REQUIREMENTS:
Bring together all lines of the material below that contain the string "Step".

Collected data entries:
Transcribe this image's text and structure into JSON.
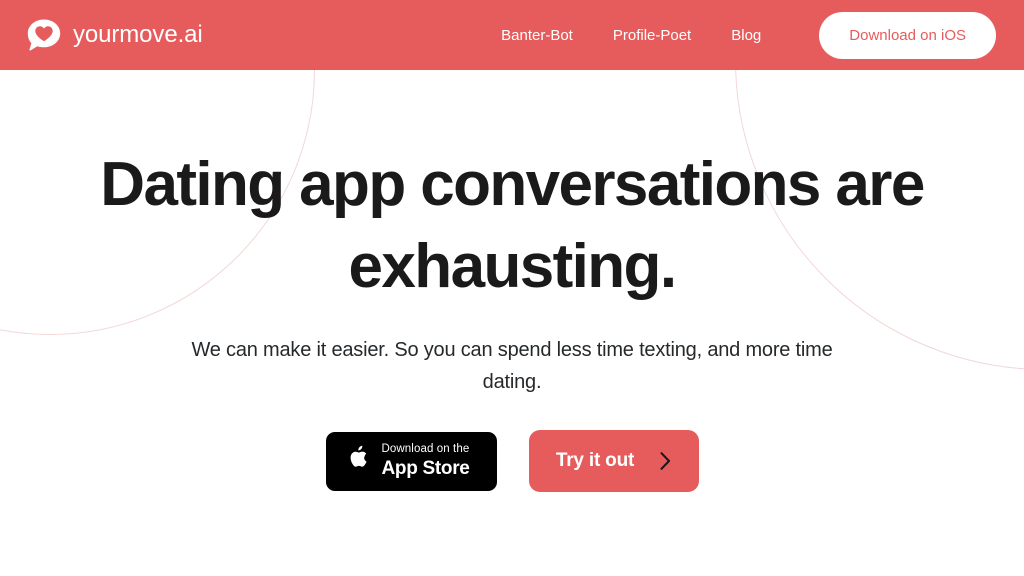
{
  "header": {
    "brand": {
      "name": "yourmove.ai",
      "icon": "heart-speech-bubble-icon",
      "bg_color": "#e65c5c",
      "text_color": "#ffffff"
    },
    "nav_items": [
      {
        "label": "Banter-Bot"
      },
      {
        "label": "Profile-Poet"
      },
      {
        "label": "Blog"
      }
    ],
    "cta": {
      "label": "Download on iOS",
      "bg_color": "#ffffff",
      "text_color": "#e65c5c"
    }
  },
  "hero": {
    "title": "Dating app conversations are exhausting.",
    "subtitle": "We can make it easier. So you can spend less time texting, and more time dating.",
    "title_color": "#1a1a1a",
    "appstore": {
      "icon": "apple-logo-icon",
      "top_label": "Download on the",
      "bottom_label": "App Store",
      "bg_color": "#000000"
    },
    "try_button": {
      "label": "Try it out",
      "icon": "chevron-right-icon",
      "bg_color": "#e65c5c",
      "text_color": "#ffffff"
    }
  },
  "decor": {
    "circle_stroke_color": "#f3d7d7"
  }
}
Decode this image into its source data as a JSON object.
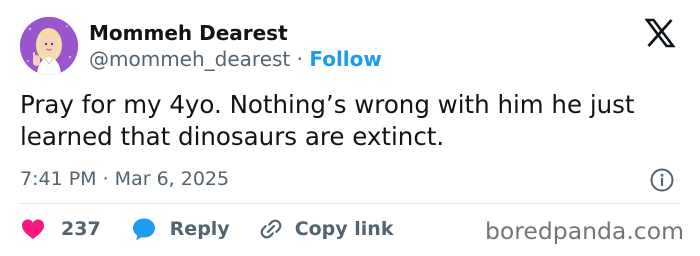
{
  "author": {
    "display_name": "Mommeh Dearest",
    "handle": "@mommeh_dearest",
    "separator": "·",
    "follow_label": "Follow"
  },
  "tweet": {
    "text": "Pray for my 4yo. Nothing’s wrong with him he just learned that dinosaurs are extinct.",
    "timestamp": "7:41 PM · Mar 6, 2025"
  },
  "actions": {
    "likes_count": "237",
    "reply_label": "Reply",
    "copy_link_label": "Copy link"
  },
  "watermark": "boredpanda.com",
  "icons": {
    "brand": "x-logo-icon",
    "info": "info-icon",
    "like": "heart-icon",
    "reply": "speech-bubble-icon",
    "copy": "link-icon"
  },
  "colors": {
    "link": "#1d9bf0",
    "like": "#f91880",
    "secondary_text": "#536471",
    "avatar_bg": "#9b56cf"
  }
}
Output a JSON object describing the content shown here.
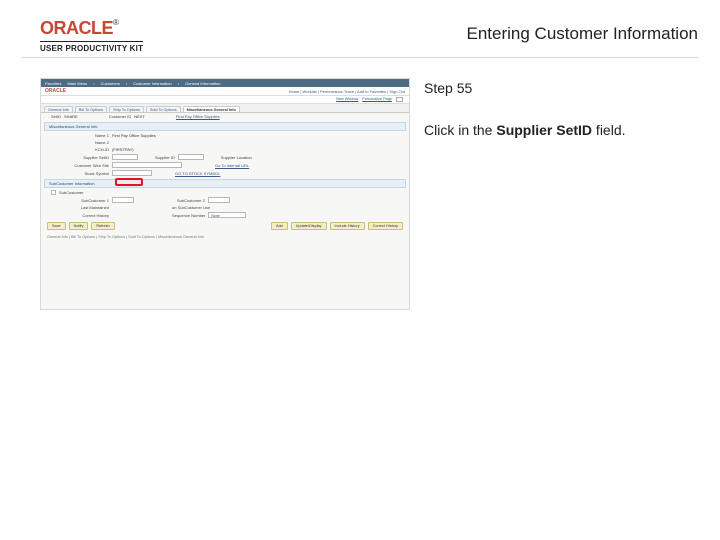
{
  "header": {
    "brand": "ORACLE",
    "tm": "®",
    "product": "USER PRODUCTIVITY KIT",
    "page_title": "Entering Customer Information"
  },
  "instructions": {
    "step_label": "Step 55",
    "line_prefix": "Click in the ",
    "field_name": "Supplier SetID",
    "line_suffix": " field."
  },
  "screenshot": {
    "topbar": {
      "fav": "Favorites",
      "main": "Main Menu",
      "crumb1": "Customers",
      "crumb2": "Customer Information",
      "crumb3": "General Information"
    },
    "nav_left": "ORACLE",
    "nav_right": {
      "home": "Home",
      "worklist": "Worklist",
      "perf": "Performance Trace",
      "addfav": "Add to Favorites",
      "signout": "Sign Out"
    },
    "userline": {
      "newwin": "New Window",
      "pers": "Personalize Page"
    },
    "tabs": {
      "t1": "General Info",
      "t2": "Bill To Options",
      "t3": "Ship To Options",
      "t4": "Sold To Options",
      "t5": "Miscellaneous General Info"
    },
    "line1": {
      "setid_lbl": "SetID",
      "setid_val": "SHARE",
      "cust_lbl": "Customer ID",
      "cust_val": "NEXT"
    },
    "sectionA": "Miscellaneous General Info",
    "name1_lbl": "Name 1",
    "name1_val": "First Pay Office Supplies",
    "name2_lbl": "Name 2",
    "kch_lbl": "KCH-ID",
    "kch_val": "(FIRSTPAY)",
    "suppsetid_lbl": "Supplier SetID",
    "suppid_lbl": "Supplier ID",
    "supploc_lbl": "Supplier Location",
    "web_lbl": "Customer Web Site",
    "cust_url_lbl": "Go To Internal URL",
    "stock_lbl": "Stock Symbol",
    "stock_link": "GO TO STOCK SYMBOL",
    "sectionB": "SubCustomer Information",
    "subcust_chk": "SubCustomer",
    "sub1_lbl": "SubCustomer 1",
    "sub2_lbl": "SubCustomer 2",
    "lastmaint_lbl": "Last Maintained",
    "onsub_lbl": "on SubCustomer Use ",
    "seqnum_lbl": "Sequence Number",
    "seqnum_val": "None",
    "correct_lbl": "Correct History",
    "buttons": {
      "save": "Save",
      "notify": "Notify",
      "refresh": "Refresh",
      "add": "Add",
      "update": "Update/Display",
      "incl": "Include History",
      "corr": "Correct History"
    },
    "footer_tabs": "General Info | Bill To Options | Ship To Options | Sold To Options | Miscellaneous General Info"
  }
}
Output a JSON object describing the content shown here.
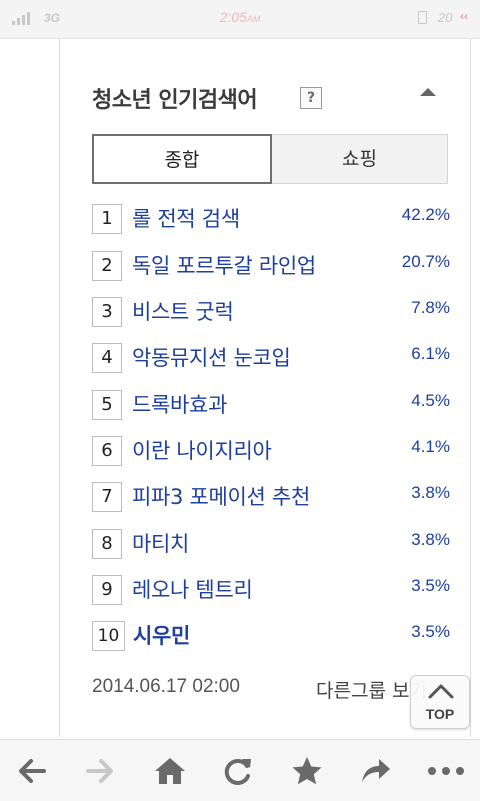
{
  "status_bar": {
    "network": "3G",
    "time": "2:05",
    "ampm": "AM",
    "battery": "20",
    "icons": [
      "signal-icon",
      "sim-icon",
      "chevron-icon"
    ]
  },
  "panel": {
    "title": "청소년 인기검색어",
    "help_label": "?",
    "tabs": [
      {
        "label": "종합",
        "selected": true
      },
      {
        "label": "쇼핑",
        "selected": false
      }
    ],
    "rankings": [
      {
        "rank": "1",
        "term": "롤 전적 검색",
        "percent": "42.2%"
      },
      {
        "rank": "2",
        "term": "독일 포르투갈 라인업",
        "percent": "20.7%"
      },
      {
        "rank": "3",
        "term": "비스트 굿럭",
        "percent": "7.8%"
      },
      {
        "rank": "4",
        "term": "악동뮤지션 눈코입",
        "percent": "6.1%"
      },
      {
        "rank": "5",
        "term": "드록바효과",
        "percent": "4.5%"
      },
      {
        "rank": "6",
        "term": "이란 나이지리아",
        "percent": "4.1%"
      },
      {
        "rank": "7",
        "term": "피파3 포메이션 추천",
        "percent": "3.8%"
      },
      {
        "rank": "8",
        "term": "마티치",
        "percent": "3.8%"
      },
      {
        "rank": "9",
        "term": "레오나 템트리",
        "percent": "3.5%"
      },
      {
        "rank": "10",
        "term": "시우민",
        "percent": "3.5%"
      }
    ],
    "timestamp": "2014.06.17 02:00",
    "other_group_link": "다른그룹 보기"
  },
  "top_button": {
    "label": "TOP"
  },
  "colors": {
    "link_blue": "#1d3f9e",
    "clock_pink": "#f2b7bf"
  },
  "toolbar": {
    "icons": [
      "back-arrow-icon",
      "forward-arrow-icon",
      "home-icon",
      "refresh-icon",
      "bookmark-star-icon",
      "share-arrow-icon",
      "more-dots-icon"
    ]
  }
}
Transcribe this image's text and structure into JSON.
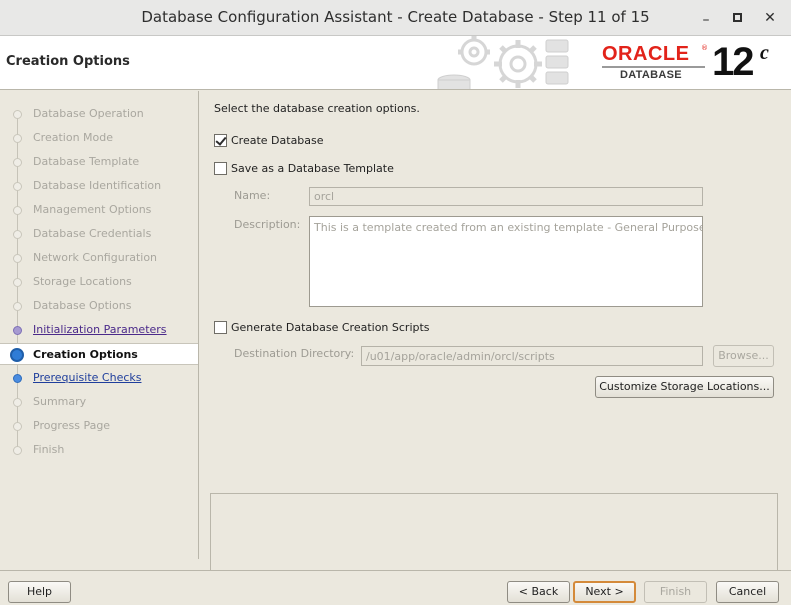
{
  "window": {
    "title": "Database Configuration Assistant - Create Database - Step 11 of 15",
    "controls": {
      "minimize": "–",
      "close": "✕"
    }
  },
  "banner": {
    "page_title": "Creation Options",
    "logo_word": "ORACLE",
    "logo_reg": "®",
    "logo_sub": "DATABASE",
    "version": "12",
    "version_suffix": "c"
  },
  "nav": {
    "items": [
      {
        "label": "Database Operation",
        "state": "disabled"
      },
      {
        "label": "Creation Mode",
        "state": "disabled"
      },
      {
        "label": "Database Template",
        "state": "disabled"
      },
      {
        "label": "Database Identification",
        "state": "disabled"
      },
      {
        "label": "Management Options",
        "state": "disabled"
      },
      {
        "label": "Database Credentials",
        "state": "disabled"
      },
      {
        "label": "Network Configuration",
        "state": "disabled"
      },
      {
        "label": "Storage Locations",
        "state": "disabled"
      },
      {
        "label": "Database Options",
        "state": "disabled"
      },
      {
        "label": "Initialization Parameters",
        "state": "visited"
      },
      {
        "label": "Creation Options",
        "state": "current"
      },
      {
        "label": "Prerequisite Checks",
        "state": "next"
      },
      {
        "label": "Summary",
        "state": "disabled"
      },
      {
        "label": "Progress Page",
        "state": "disabled"
      },
      {
        "label": "Finish",
        "state": "disabled"
      }
    ]
  },
  "content": {
    "instruction": "Select the database creation options.",
    "create_database": {
      "label": "Create Database",
      "checked": true
    },
    "save_template": {
      "label": "Save as a Database Template",
      "checked": false
    },
    "name_label": "Name:",
    "name_value": "orcl",
    "description_label": "Description:",
    "description_value": "This is a template created from an existing template - General Purpose.",
    "generate_scripts": {
      "label": "Generate Database Creation Scripts",
      "checked": false
    },
    "destination_label": "Destination Directory:",
    "destination_value": "/u01/app/oracle/admin/orcl/scripts",
    "browse_label": "Browse...",
    "customize_label": "Customize Storage Locations..."
  },
  "footer": {
    "help": "Help",
    "back": "< Back",
    "next": "Next >",
    "finish": "Finish",
    "cancel": "Cancel"
  }
}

TASK ANSWER:
    "step_label": "Step 55",
    "title": "Database Configuration Assistant - Create Database - Step 11 of 15",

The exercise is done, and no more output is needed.